§ What you need to do:
Using the data below, copy every line that contains the word "ISPsystem".

===== Rows =====

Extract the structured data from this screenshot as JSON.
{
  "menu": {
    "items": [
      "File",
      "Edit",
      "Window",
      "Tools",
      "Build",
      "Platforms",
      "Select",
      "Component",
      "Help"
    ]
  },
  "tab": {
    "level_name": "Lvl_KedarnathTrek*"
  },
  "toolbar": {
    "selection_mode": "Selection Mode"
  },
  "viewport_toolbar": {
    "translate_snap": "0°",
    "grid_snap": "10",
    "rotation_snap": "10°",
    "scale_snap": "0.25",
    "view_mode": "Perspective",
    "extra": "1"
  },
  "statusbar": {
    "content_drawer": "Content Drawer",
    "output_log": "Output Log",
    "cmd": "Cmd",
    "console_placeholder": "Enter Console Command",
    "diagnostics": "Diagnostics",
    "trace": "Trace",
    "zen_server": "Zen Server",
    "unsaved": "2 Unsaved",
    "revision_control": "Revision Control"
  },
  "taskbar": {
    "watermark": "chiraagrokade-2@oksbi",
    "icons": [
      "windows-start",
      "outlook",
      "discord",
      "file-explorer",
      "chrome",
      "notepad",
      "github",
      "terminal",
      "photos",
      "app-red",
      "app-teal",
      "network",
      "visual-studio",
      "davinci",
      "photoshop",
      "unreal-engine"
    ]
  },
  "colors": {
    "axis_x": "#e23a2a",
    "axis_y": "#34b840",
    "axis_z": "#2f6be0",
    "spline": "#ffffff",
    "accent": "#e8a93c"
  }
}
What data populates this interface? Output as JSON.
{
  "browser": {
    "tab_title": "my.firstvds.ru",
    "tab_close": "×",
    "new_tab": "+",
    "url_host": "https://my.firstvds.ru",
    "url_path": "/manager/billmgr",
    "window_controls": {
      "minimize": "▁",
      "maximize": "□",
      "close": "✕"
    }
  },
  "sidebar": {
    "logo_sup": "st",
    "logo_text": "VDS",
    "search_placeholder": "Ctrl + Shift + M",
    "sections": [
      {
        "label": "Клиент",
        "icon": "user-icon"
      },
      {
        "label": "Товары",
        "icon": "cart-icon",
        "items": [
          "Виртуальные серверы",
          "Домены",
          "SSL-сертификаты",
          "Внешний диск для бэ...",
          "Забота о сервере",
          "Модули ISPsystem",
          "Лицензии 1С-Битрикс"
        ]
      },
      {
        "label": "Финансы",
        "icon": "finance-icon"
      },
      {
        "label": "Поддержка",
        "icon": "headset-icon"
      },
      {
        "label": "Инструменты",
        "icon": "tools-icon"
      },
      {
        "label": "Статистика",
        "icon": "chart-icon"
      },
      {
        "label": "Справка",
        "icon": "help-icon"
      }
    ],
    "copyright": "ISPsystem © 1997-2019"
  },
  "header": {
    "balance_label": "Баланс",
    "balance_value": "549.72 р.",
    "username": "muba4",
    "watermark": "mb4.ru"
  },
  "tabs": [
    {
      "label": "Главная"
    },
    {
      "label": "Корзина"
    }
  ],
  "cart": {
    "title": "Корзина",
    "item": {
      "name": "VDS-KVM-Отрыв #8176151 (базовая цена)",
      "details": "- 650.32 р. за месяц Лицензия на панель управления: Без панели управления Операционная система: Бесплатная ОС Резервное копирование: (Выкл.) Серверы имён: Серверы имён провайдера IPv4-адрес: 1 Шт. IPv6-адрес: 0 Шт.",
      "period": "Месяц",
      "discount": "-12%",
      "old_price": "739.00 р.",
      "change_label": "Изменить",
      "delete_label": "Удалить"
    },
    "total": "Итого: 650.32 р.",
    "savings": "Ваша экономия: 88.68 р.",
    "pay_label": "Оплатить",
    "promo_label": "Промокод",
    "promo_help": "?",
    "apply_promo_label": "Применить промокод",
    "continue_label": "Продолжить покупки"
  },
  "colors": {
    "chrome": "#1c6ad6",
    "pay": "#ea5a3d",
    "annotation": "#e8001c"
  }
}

=====

§ Full answer:
          "Модули ISPsystem",
    "copyright": "ISPsystem © 1997-2019"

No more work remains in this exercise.